==== Provided information
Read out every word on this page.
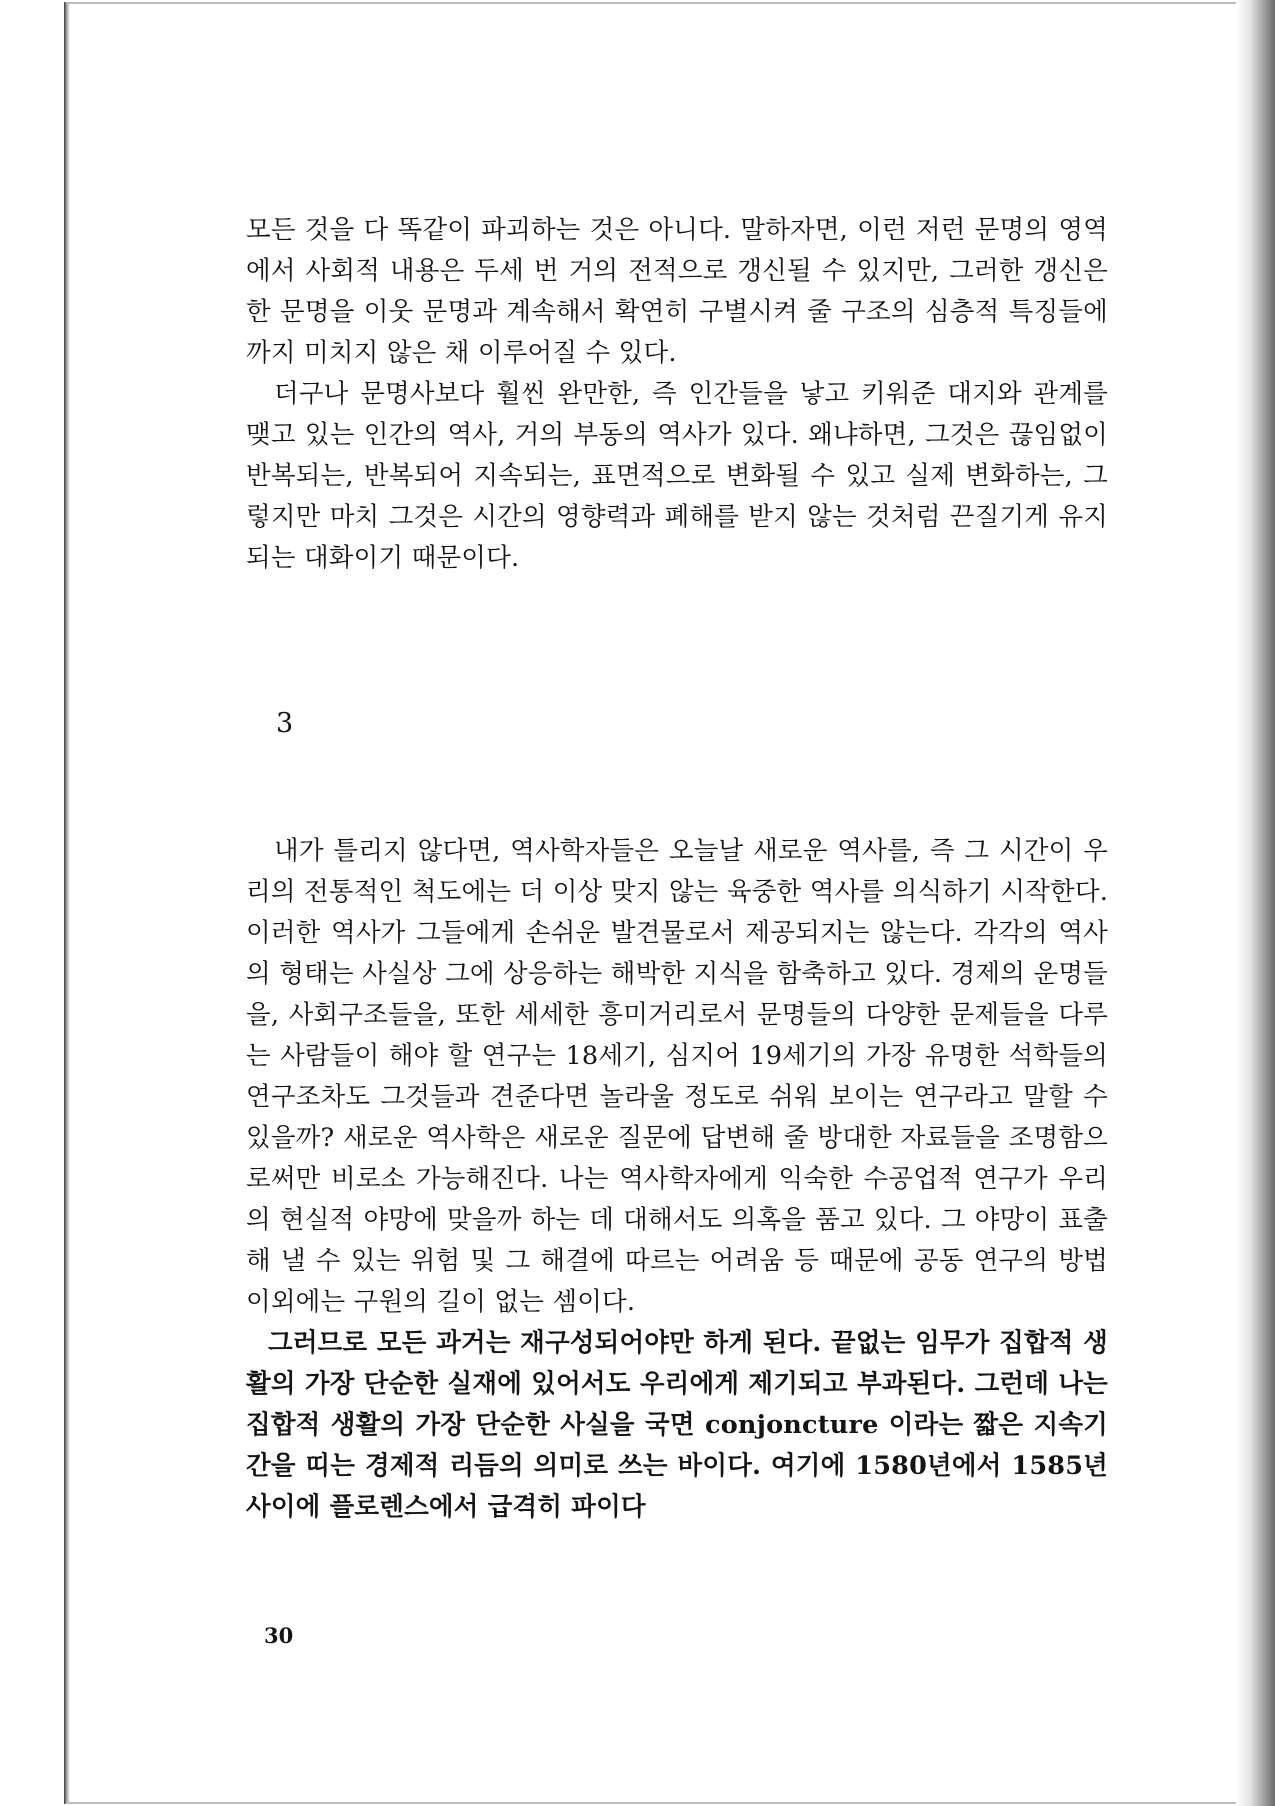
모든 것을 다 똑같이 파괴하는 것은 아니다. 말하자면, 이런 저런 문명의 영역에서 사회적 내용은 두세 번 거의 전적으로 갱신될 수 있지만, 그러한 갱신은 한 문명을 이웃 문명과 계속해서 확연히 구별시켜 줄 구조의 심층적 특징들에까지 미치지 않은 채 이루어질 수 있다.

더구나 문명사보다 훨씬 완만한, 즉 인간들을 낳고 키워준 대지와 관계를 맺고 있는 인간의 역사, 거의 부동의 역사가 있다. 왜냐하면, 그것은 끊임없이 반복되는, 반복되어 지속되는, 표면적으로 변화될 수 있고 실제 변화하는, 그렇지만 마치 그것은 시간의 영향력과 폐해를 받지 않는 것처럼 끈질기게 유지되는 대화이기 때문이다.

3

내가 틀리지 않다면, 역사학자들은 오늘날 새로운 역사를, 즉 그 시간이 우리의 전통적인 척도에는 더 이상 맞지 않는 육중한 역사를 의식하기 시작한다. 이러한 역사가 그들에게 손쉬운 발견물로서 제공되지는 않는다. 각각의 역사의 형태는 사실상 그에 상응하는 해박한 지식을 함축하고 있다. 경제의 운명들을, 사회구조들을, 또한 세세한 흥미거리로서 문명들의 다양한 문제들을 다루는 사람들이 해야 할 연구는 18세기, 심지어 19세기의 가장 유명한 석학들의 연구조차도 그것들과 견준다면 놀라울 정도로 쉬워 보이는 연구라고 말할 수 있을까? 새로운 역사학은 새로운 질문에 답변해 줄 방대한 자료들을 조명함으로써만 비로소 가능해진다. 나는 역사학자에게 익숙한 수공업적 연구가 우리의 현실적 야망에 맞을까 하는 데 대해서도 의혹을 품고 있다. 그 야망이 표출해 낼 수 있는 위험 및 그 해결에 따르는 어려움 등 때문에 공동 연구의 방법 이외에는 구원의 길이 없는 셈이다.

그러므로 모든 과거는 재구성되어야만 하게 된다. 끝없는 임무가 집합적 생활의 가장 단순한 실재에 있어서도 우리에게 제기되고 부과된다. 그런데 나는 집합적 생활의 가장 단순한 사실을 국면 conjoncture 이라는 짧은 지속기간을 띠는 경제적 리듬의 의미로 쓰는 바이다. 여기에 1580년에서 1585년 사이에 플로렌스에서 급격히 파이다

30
========
▸ **Directive**: The pictures should not be reproduced; quote all of the other material exactly.

▸ **Exercise answer**:
Read out every word on this page.
모든 것을 다 똑같이 파괴하는 것은 아니다. 말하자면, 이런 저런 문명의 영역에서 사회적 내용은 두세 번 거의 전적으로 갱신될 수 있지만, 그러한 갱신은 한 문명을 이웃 문명과 계속해서 확연히 구별시켜 줄 구조의 심층적 특징들에까지 미치지 않은 채 이루어질 수 있다.

더구나 문명사보다 훨씬 완만한, 즉 인간들을 낳고 키워준 대지와 관계를 맺고 있는 인간의 역사, 거의 부동의 역사가 있다. 왜냐하면, 그것은 끊임없이 반복되는, 반복되어 지속되는, 표면적으로 변화될 수 있고 실제 변화하는, 그렇지만 마치 그것은 시간의 영향력과 폐해를 받지 않는 것처럼 끈질기게 유지되는 대화이기 때문이다.

3

내가 틀리지 않다면, 역사학자들은 오늘날 새로운 역사를, 즉 그 시간이 우리의 전통적인 척도에는 더 이상 맞지 않는 육중한 역사를 의식하기 시작한다. 이러한 역사가 그들에게 손쉬운 발견물로서 제공되지는 않는다. 각각의 역사의 형태는 사실상 그에 상응하는 해박한 지식을 함축하고 있다. 경제의 운명들을, 사회구조들을, 또한 세세한 흥미거리로서 문명들의 다양한 문제들을 다루는 사람들이 해야 할 연구는 18세기, 심지어 19세기의 가장 유명한 석학들의 연구조차도 그것들과 견준다면 놀라울 정도로 쉬워 보이는 연구라고 말할 수 있을까? 새로운 역사학은 새로운 질문에 답변해 줄 방대한 자료들을 조명함으로써만 비로소 가능해진다. 나는 역사학자에게 익숙한 수공업적 연구가 우리의 현실적 야망에 맞을까 하는 데 대해서도 의혹을 품고 있다. 그 야망이 표출해 낼 수 있는 위험 및 그 해결에 따르는 어려움 등 때문에 공동 연구의 방법 이외에는 구원의 길이 없는 셈이다.

그러므로 모든 과거는 재구성되어야만 하게 된다. 끝없는 임무가 집합적 생활의 가장 단순한 실재에 있어서도 우리에게 제기되고 부과된다. 그런데 나는 집합적 생활의 가장 단순한 사실을 국면 conjoncture 이라는 짧은 지속기간을 띠는 경제적 리듬의 의미로 쓰는 바이다. 여기에 1580년에서 1585년 사이에 플로렌스에서 급격히 파이다

30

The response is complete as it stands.